_Objective_:
Locate every line below that contains the word "Sarah" and copy it.
━━━
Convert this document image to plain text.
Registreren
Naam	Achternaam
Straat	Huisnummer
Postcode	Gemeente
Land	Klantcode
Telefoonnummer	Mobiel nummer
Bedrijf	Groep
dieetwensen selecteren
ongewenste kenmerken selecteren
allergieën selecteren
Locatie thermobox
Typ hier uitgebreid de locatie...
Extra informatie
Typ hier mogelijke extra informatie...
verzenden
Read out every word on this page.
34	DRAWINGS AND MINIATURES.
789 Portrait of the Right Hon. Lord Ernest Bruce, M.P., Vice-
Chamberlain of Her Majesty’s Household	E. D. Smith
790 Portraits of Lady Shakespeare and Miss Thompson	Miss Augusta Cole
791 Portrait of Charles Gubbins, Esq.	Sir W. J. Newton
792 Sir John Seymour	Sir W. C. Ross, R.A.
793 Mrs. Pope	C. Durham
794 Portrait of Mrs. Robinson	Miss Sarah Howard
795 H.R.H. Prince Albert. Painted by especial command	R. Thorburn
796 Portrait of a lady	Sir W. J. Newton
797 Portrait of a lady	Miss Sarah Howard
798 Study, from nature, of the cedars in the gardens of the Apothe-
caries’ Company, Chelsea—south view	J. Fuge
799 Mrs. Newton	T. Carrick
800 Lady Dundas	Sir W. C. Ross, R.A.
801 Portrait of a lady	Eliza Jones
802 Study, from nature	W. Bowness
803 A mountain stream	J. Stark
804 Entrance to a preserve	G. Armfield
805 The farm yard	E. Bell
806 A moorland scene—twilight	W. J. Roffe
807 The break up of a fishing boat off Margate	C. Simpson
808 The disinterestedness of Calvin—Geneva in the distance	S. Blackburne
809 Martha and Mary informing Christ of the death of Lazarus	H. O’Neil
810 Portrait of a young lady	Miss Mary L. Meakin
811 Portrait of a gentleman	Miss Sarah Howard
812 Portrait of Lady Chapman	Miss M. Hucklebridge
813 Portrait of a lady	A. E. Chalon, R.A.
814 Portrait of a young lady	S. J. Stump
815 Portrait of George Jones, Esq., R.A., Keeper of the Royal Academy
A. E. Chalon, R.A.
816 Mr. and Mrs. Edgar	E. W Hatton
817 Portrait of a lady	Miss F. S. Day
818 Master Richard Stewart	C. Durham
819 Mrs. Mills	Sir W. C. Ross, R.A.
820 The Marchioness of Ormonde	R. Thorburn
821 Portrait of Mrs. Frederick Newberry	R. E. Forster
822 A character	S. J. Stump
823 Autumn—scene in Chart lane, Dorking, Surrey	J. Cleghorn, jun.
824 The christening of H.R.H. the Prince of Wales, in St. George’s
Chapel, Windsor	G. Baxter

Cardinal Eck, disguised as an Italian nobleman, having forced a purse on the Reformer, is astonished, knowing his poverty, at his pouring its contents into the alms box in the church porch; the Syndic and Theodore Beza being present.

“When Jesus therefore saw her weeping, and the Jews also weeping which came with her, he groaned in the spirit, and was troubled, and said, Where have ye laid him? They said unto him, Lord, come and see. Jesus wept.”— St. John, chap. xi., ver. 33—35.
━━━
_Answer to this exercise_:
794 Portrait of Mrs. Robinson	Miss Sarah Howard
797 Portrait of a lady	Miss Sarah Howard
811 Portrait of a gentleman	Miss Sarah Howard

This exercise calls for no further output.